> _REQUIREMENTS_:
Produce a verbatim copy of the entries listed below.
******************************
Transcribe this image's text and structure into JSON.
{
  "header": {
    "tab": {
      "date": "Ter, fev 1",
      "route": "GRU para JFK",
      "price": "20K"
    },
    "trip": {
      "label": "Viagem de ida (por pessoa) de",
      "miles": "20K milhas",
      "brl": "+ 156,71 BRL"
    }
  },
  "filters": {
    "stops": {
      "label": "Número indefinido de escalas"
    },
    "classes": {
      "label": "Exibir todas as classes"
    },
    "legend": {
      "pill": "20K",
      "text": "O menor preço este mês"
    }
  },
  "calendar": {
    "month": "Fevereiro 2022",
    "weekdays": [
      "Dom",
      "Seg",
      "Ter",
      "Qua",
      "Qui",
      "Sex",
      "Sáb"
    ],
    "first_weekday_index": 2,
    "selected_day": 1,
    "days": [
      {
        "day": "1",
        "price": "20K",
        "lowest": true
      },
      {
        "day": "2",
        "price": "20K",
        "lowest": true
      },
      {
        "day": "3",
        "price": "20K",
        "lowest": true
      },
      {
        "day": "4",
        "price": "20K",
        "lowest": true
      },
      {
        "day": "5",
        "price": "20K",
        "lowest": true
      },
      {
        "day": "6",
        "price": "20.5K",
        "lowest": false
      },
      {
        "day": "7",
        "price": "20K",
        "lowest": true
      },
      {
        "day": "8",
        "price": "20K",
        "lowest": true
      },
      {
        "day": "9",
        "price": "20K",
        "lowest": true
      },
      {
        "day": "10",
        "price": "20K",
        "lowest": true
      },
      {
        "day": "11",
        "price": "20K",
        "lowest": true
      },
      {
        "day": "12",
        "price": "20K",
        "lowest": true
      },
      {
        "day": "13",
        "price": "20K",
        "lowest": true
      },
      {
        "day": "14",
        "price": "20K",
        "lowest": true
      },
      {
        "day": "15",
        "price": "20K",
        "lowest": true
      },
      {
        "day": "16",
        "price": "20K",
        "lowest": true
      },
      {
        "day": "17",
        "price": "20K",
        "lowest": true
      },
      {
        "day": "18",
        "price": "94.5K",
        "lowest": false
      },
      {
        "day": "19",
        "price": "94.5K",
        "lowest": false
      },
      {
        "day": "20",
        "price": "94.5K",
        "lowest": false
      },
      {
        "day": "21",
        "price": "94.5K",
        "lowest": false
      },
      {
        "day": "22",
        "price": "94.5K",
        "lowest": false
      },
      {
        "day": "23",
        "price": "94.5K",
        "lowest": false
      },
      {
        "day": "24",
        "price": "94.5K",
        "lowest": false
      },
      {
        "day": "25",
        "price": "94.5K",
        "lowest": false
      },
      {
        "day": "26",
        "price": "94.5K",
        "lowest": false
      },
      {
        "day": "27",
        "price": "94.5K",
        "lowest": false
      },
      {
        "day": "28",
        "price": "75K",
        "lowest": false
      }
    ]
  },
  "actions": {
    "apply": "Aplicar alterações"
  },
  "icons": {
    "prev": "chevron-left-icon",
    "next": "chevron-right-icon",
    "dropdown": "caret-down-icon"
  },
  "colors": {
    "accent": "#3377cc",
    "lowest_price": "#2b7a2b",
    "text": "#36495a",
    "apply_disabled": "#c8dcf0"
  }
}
******************************
> _TASK SOLUTION_:
Transcribe this image's text and structure into JSON.
{
  "header": {
    "tab": {
      "date": "Ter, fev 1",
      "route": "GRU para JFK",
      "price": "20K"
    },
    "trip": {
      "label": "Viagem de ida (por pessoa) de",
      "miles": "20K milhas",
      "brl": "+ 156,71 BRL"
    }
  },
  "filters": {
    "stops": {
      "label": "Número indefinido de escalas"
    },
    "classes": {
      "label": "Exibir todas as classes"
    },
    "legend": {
      "pill": "20K",
      "text": "O menor preço este mês"
    }
  },
  "calendar": {
    "month": "Fevereiro 2022",
    "weekdays": [
      "Dom",
      "Seg",
      "Ter",
      "Qua",
      "Qui",
      "Sex",
      "Sáb"
    ],
    "first_weekday_index": 2,
    "selected_day": 1,
    "days": [
      {
        "day": "1",
        "price": "20K",
        "lowest": true
      },
      {
        "day": "2",
        "price": "20K",
        "lowest": true
      },
      {
        "day": "3",
        "price": "20K",
        "lowest": true
      },
      {
        "day": "4",
        "price": "20K",
        "lowest": true
      },
      {
        "day": "5",
        "price": "20K",
        "lowest": true
      },
      {
        "day": "6",
        "price": "20.5K",
        "lowest": false
      },
      {
        "day": "7",
        "price": "20K",
        "lowest": true
      },
      {
        "day": "8",
        "price": "20K",
        "lowest": true
      },
      {
        "day": "9",
        "price": "20K",
        "lowest": true
      },
      {
        "day": "10",
        "price": "20K",
        "lowest": true
      },
      {
        "day": "11",
        "price": "20K",
        "lowest": true
      },
      {
        "day": "12",
        "price": "20K",
        "lowest": true
      },
      {
        "day": "13",
        "price": "20K",
        "lowest": true
      },
      {
        "day": "14",
        "price": "20K",
        "lowest": true
      },
      {
        "day": "15",
        "price": "20K",
        "lowest": true
      },
      {
        "day": "16",
        "price": "20K",
        "lowest": true
      },
      {
        "day": "17",
        "price": "20K",
        "lowest": true
      },
      {
        "day": "18",
        "price": "94.5K",
        "lowest": false
      },
      {
        "day": "19",
        "price": "94.5K",
        "lowest": false
      },
      {
        "day": "20",
        "price": "94.5K",
        "lowest": false
      },
      {
        "day": "21",
        "price": "94.5K",
        "lowest": false
      },
      {
        "day": "22",
        "price": "94.5K",
        "lowest": false
      },
      {
        "day": "23",
        "price": "94.5K",
        "lowest": false
      },
      {
        "day": "24",
        "price": "94.5K",
        "lowest": false
      },
      {
        "day": "25",
        "price": "94.5K",
        "lowest": false
      },
      {
        "day": "26",
        "price": "94.5K",
        "lowest": false
      },
      {
        "day": "27",
        "price": "94.5K",
        "lowest": false
      },
      {
        "day": "28",
        "price": "75K",
        "lowest": false
      }
    ]
  },
  "actions": {
    "apply": "Aplicar alterações"
  },
  "icons": {
    "prev": "chevron-left-icon",
    "next": "chevron-right-icon",
    "dropdown": "caret-down-icon"
  },
  "colors": {
    "accent": "#3377cc",
    "lowest_price": "#2b7a2b",
    "text": "#36495a",
    "apply_disabled": "#c8dcf0"
  }
}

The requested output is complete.